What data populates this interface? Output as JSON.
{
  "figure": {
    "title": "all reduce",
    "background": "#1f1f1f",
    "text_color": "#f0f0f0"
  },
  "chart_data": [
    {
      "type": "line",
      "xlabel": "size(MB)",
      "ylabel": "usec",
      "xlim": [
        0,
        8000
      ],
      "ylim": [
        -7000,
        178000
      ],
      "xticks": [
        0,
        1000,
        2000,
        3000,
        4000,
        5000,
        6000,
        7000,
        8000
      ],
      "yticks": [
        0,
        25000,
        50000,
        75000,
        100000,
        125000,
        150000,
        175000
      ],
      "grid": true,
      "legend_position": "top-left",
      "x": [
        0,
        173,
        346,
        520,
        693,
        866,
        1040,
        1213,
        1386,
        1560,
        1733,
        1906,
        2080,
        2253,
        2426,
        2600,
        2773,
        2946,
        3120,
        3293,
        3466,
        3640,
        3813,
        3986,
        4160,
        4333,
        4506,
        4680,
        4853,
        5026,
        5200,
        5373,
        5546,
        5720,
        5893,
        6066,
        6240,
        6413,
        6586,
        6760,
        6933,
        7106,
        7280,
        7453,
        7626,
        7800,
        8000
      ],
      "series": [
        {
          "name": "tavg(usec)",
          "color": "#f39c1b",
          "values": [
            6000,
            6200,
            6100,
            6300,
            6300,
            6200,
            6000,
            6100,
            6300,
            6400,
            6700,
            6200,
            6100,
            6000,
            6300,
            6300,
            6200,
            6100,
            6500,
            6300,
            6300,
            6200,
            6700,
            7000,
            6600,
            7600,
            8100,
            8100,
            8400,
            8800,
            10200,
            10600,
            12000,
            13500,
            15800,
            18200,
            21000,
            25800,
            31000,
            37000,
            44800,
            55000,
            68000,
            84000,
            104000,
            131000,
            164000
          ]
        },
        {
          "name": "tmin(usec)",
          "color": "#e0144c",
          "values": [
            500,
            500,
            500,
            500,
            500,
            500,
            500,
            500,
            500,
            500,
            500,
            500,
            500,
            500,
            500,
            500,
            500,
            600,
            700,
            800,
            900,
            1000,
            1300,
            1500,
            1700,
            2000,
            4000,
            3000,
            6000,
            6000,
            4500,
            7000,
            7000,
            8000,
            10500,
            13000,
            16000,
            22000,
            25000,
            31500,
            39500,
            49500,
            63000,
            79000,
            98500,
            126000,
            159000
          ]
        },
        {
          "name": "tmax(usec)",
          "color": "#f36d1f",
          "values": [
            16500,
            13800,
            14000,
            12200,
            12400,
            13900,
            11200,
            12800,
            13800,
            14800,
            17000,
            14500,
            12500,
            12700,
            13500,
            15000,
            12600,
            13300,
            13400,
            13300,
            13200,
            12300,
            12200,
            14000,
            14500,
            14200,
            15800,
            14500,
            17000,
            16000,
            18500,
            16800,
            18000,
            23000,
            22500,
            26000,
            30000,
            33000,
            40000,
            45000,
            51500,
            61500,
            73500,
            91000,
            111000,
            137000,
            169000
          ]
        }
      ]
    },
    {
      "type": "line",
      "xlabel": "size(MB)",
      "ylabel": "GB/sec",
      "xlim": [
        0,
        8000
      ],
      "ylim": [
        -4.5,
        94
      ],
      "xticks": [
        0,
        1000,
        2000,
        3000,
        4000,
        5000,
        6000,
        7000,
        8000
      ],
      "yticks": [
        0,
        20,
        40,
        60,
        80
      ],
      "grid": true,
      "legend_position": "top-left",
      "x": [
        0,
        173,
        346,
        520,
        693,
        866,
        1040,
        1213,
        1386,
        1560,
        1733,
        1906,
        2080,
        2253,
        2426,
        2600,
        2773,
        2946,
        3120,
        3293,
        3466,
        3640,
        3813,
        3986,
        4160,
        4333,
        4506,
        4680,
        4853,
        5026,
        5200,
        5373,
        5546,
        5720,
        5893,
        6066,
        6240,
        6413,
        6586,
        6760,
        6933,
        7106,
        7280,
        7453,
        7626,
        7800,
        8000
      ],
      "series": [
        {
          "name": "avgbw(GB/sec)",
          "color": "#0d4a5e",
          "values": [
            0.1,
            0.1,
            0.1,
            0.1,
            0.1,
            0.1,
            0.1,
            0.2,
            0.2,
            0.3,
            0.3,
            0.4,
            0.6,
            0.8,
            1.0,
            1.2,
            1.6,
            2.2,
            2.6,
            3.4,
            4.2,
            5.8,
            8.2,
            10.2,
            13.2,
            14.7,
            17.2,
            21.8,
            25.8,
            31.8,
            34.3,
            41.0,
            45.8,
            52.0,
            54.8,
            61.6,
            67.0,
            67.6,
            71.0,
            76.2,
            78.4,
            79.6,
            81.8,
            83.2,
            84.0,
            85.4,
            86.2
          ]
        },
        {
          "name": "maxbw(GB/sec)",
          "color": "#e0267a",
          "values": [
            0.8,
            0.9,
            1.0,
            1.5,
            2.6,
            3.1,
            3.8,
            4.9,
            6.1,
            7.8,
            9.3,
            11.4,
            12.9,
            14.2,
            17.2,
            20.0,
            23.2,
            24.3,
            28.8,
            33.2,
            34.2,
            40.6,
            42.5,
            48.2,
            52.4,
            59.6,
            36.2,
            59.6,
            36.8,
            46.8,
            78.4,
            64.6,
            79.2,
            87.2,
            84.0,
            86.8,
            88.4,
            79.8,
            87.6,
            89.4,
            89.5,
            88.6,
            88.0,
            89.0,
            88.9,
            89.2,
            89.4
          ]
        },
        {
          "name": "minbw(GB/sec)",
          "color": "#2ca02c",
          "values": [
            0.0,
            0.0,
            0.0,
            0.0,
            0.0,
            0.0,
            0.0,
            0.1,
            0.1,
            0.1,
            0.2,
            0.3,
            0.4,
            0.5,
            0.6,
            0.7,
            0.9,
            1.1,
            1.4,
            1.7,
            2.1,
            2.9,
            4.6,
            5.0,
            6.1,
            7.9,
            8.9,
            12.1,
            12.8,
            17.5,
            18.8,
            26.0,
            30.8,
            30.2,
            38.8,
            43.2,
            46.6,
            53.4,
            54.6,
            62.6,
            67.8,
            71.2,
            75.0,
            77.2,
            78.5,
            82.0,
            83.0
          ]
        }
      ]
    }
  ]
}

◆ The task: Give a word-for-word copy of the records.

◆ Task output:
What data populates this interface? Output as JSON.
{
  "figure": {
    "title": "all reduce",
    "background": "#1f1f1f",
    "text_color": "#f0f0f0"
  },
  "chart_data": [
    {
      "type": "line",
      "xlabel": "size(MB)",
      "ylabel": "usec",
      "xlim": [
        0,
        8000
      ],
      "ylim": [
        -7000,
        178000
      ],
      "xticks": [
        0,
        1000,
        2000,
        3000,
        4000,
        5000,
        6000,
        7000,
        8000
      ],
      "yticks": [
        0,
        25000,
        50000,
        75000,
        100000,
        125000,
        150000,
        175000
      ],
      "grid": true,
      "legend_position": "top-left",
      "x": [
        0,
        173,
        346,
        520,
        693,
        866,
        1040,
        1213,
        1386,
        1560,
        1733,
        1906,
        2080,
        2253,
        2426,
        2600,
        2773,
        2946,
        3120,
        3293,
        3466,
        3640,
        3813,
        3986,
        4160,
        4333,
        4506,
        4680,
        4853,
        5026,
        5200,
        5373,
        5546,
        5720,
        5893,
        6066,
        6240,
        6413,
        6586,
        6760,
        6933,
        7106,
        7280,
        7453,
        7626,
        7800,
        8000
      ],
      "series": [
        {
          "name": "tavg(usec)",
          "color": "#f39c1b",
          "values": [
            6000,
            6200,
            6100,
            6300,
            6300,
            6200,
            6000,
            6100,
            6300,
            6400,
            6700,
            6200,
            6100,
            6000,
            6300,
            6300,
            6200,
            6100,
            6500,
            6300,
            6300,
            6200,
            6700,
            7000,
            6600,
            7600,
            8100,
            8100,
            8400,
            8800,
            10200,
            10600,
            12000,
            13500,
            15800,
            18200,
            21000,
            25800,
            31000,
            37000,
            44800,
            55000,
            68000,
            84000,
            104000,
            131000,
            164000
          ]
        },
        {
          "name": "tmin(usec)",
          "color": "#e0144c",
          "values": [
            500,
            500,
            500,
            500,
            500,
            500,
            500,
            500,
            500,
            500,
            500,
            500,
            500,
            500,
            500,
            500,
            500,
            600,
            700,
            800,
            900,
            1000,
            1300,
            1500,
            1700,
            2000,
            4000,
            3000,
            6000,
            6000,
            4500,
            7000,
            7000,
            8000,
            10500,
            13000,
            16000,
            22000,
            25000,
            31500,
            39500,
            49500,
            63000,
            79000,
            98500,
            126000,
            159000
          ]
        },
        {
          "name": "tmax(usec)",
          "color": "#f36d1f",
          "values": [
            16500,
            13800,
            14000,
            12200,
            12400,
            13900,
            11200,
            12800,
            13800,
            14800,
            17000,
            14500,
            12500,
            12700,
            13500,
            15000,
            12600,
            13300,
            13400,
            13300,
            13200,
            12300,
            12200,
            14000,
            14500,
            14200,
            15800,
            14500,
            17000,
            16000,
            18500,
            16800,
            18000,
            23000,
            22500,
            26000,
            30000,
            33000,
            40000,
            45000,
            51500,
            61500,
            73500,
            91000,
            111000,
            137000,
            169000
          ]
        }
      ]
    },
    {
      "type": "line",
      "xlabel": "size(MB)",
      "ylabel": "GB/sec",
      "xlim": [
        0,
        8000
      ],
      "ylim": [
        -4.5,
        94
      ],
      "xticks": [
        0,
        1000,
        2000,
        3000,
        4000,
        5000,
        6000,
        7000,
        8000
      ],
      "yticks": [
        0,
        20,
        40,
        60,
        80
      ],
      "grid": true,
      "legend_position": "top-left",
      "x": [
        0,
        173,
        346,
        520,
        693,
        866,
        1040,
        1213,
        1386,
        1560,
        1733,
        1906,
        2080,
        2253,
        2426,
        2600,
        2773,
        2946,
        3120,
        3293,
        3466,
        3640,
        3813,
        3986,
        4160,
        4333,
        4506,
        4680,
        4853,
        5026,
        5200,
        5373,
        5546,
        5720,
        5893,
        6066,
        6240,
        6413,
        6586,
        6760,
        6933,
        7106,
        7280,
        7453,
        7626,
        7800,
        8000
      ],
      "series": [
        {
          "name": "avgbw(GB/sec)",
          "color": "#0d4a5e",
          "values": [
            0.1,
            0.1,
            0.1,
            0.1,
            0.1,
            0.1,
            0.1,
            0.2,
            0.2,
            0.3,
            0.3,
            0.4,
            0.6,
            0.8,
            1.0,
            1.2,
            1.6,
            2.2,
            2.6,
            3.4,
            4.2,
            5.8,
            8.2,
            10.2,
            13.2,
            14.7,
            17.2,
            21.8,
            25.8,
            31.8,
            34.3,
            41.0,
            45.8,
            52.0,
            54.8,
            61.6,
            67.0,
            67.6,
            71.0,
            76.2,
            78.4,
            79.6,
            81.8,
            83.2,
            84.0,
            85.4,
            86.2
          ]
        },
        {
          "name": "maxbw(GB/sec)",
          "color": "#e0267a",
          "values": [
            0.8,
            0.9,
            1.0,
            1.5,
            2.6,
            3.1,
            3.8,
            4.9,
            6.1,
            7.8,
            9.3,
            11.4,
            12.9,
            14.2,
            17.2,
            20.0,
            23.2,
            24.3,
            28.8,
            33.2,
            34.2,
            40.6,
            42.5,
            48.2,
            52.4,
            59.6,
            36.2,
            59.6,
            36.8,
            46.8,
            78.4,
            64.6,
            79.2,
            87.2,
            84.0,
            86.8,
            88.4,
            79.8,
            87.6,
            89.4,
            89.5,
            88.6,
            88.0,
            89.0,
            88.9,
            89.2,
            89.4
          ]
        },
        {
          "name": "minbw(GB/sec)",
          "color": "#2ca02c",
          "values": [
            0.0,
            0.0,
            0.0,
            0.0,
            0.0,
            0.0,
            0.0,
            0.1,
            0.1,
            0.1,
            0.2,
            0.3,
            0.4,
            0.5,
            0.6,
            0.7,
            0.9,
            1.1,
            1.4,
            1.7,
            2.1,
            2.9,
            4.6,
            5.0,
            6.1,
            7.9,
            8.9,
            12.1,
            12.8,
            17.5,
            18.8,
            26.0,
            30.8,
            30.2,
            38.8,
            43.2,
            46.6,
            53.4,
            54.6,
            62.6,
            67.8,
            71.2,
            75.0,
            77.2,
            78.5,
            82.0,
            83.0
          ]
        }
      ]
    }
  ]
}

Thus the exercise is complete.